Given task: Take each line that has the word "casos" and return it.

Provided entries:

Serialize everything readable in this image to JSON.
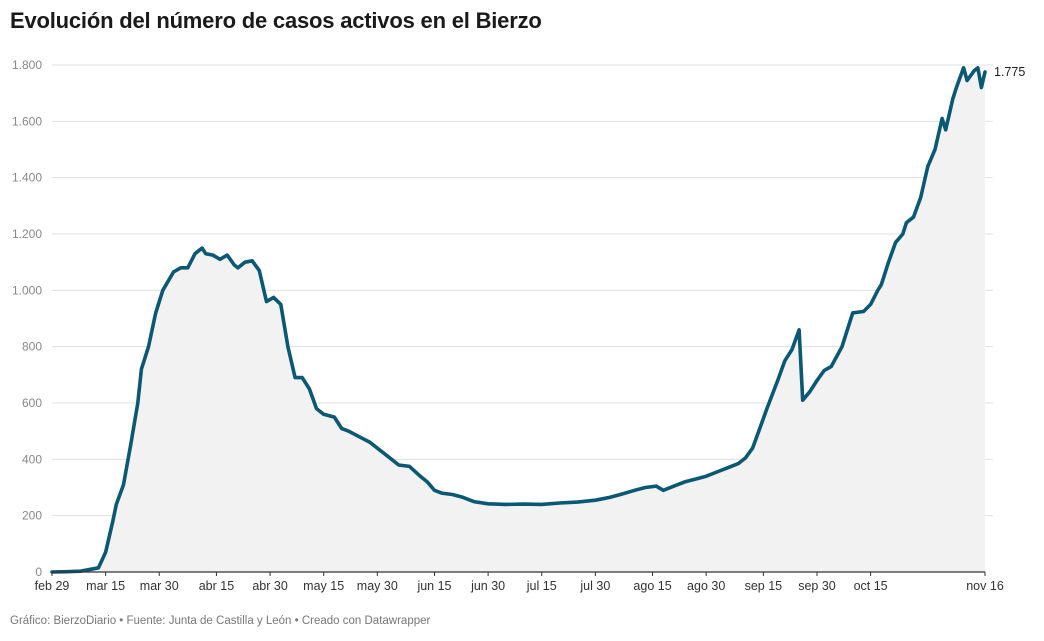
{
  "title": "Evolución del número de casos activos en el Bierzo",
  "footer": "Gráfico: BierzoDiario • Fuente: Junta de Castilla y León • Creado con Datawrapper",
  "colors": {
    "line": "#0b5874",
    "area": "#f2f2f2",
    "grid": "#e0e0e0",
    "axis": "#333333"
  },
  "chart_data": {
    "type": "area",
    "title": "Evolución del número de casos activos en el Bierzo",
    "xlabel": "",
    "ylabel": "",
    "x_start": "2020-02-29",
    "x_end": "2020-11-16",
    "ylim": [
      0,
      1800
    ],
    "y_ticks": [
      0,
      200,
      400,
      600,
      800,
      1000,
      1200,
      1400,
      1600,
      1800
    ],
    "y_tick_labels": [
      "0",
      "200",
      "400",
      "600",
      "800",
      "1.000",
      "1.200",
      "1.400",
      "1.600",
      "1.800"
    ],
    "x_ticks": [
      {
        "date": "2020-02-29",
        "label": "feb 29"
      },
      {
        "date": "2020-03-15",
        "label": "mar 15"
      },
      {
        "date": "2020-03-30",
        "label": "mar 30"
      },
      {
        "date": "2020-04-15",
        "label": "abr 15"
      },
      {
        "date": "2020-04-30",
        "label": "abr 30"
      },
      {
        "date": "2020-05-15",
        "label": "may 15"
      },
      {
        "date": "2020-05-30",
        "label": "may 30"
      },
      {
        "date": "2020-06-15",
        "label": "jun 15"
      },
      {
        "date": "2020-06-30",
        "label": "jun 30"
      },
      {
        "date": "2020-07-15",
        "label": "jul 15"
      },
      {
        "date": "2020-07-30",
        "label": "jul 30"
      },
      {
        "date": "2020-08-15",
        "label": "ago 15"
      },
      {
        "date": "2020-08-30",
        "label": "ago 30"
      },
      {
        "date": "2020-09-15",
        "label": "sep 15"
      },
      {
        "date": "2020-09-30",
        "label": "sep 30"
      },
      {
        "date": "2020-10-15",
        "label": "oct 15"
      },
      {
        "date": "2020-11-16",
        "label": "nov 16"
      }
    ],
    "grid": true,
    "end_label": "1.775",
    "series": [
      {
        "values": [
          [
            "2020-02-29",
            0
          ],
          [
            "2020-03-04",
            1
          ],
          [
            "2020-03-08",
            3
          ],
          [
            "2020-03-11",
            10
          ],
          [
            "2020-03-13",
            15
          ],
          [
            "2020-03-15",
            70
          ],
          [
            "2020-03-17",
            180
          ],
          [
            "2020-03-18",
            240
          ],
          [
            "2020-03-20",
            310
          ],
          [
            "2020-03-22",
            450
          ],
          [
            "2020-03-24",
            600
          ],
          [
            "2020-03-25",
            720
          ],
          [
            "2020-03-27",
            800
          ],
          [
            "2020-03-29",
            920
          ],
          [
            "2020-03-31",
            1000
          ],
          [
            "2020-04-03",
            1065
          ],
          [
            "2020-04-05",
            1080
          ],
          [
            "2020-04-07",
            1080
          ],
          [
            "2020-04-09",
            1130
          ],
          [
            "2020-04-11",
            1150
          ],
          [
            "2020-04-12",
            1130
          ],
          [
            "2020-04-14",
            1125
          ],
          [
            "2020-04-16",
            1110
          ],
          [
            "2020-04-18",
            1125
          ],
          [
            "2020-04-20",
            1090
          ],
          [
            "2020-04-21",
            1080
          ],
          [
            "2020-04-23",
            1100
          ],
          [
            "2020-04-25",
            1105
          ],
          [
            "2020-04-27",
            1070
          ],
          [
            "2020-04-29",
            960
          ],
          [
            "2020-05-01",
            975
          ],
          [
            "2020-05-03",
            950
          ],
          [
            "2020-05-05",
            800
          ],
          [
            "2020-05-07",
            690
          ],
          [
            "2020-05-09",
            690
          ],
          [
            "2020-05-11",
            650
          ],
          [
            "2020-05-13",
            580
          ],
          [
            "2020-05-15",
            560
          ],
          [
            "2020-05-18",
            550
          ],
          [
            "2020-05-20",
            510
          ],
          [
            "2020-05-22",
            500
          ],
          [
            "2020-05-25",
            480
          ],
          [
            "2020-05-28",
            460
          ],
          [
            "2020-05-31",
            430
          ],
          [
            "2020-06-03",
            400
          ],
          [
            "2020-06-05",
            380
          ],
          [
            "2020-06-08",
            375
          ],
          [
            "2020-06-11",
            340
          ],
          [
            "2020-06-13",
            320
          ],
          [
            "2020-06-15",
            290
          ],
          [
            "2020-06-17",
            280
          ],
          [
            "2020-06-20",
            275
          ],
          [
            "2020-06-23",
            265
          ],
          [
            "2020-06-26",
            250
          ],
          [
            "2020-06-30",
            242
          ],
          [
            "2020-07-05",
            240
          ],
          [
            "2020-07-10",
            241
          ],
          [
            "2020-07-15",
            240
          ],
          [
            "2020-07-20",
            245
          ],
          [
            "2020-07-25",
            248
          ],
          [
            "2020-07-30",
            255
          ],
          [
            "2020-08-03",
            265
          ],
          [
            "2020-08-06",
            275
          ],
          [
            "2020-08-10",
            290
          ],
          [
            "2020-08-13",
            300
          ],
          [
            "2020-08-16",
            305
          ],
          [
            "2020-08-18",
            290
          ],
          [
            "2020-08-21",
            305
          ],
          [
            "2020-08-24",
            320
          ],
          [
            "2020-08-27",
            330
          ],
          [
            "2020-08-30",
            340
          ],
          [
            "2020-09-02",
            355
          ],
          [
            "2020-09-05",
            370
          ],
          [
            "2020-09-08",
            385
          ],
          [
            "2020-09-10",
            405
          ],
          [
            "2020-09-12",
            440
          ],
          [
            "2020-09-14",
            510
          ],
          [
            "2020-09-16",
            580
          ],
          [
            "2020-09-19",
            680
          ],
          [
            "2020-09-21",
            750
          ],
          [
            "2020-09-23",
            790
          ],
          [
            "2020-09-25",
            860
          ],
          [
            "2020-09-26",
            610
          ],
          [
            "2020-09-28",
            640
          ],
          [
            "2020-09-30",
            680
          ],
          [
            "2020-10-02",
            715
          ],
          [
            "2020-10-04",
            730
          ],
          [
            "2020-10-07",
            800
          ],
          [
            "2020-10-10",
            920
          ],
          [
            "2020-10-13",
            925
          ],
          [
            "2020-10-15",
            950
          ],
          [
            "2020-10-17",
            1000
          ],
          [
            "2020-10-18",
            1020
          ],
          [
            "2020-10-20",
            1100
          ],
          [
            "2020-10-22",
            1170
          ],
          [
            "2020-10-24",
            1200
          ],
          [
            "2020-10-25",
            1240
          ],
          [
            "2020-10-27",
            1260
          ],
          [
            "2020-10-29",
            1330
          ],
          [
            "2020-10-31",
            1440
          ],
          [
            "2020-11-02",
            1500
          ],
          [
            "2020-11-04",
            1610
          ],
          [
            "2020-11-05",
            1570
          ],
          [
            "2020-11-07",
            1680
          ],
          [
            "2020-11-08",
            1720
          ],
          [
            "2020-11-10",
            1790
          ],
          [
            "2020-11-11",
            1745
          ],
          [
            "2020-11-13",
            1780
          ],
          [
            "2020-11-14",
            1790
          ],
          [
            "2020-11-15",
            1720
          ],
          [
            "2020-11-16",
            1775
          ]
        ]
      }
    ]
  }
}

Task solution:
  "title": "Evolución del número de casos activos en el Bierzo",
    "title": "Evolución del número de casos activos en el Bierzo",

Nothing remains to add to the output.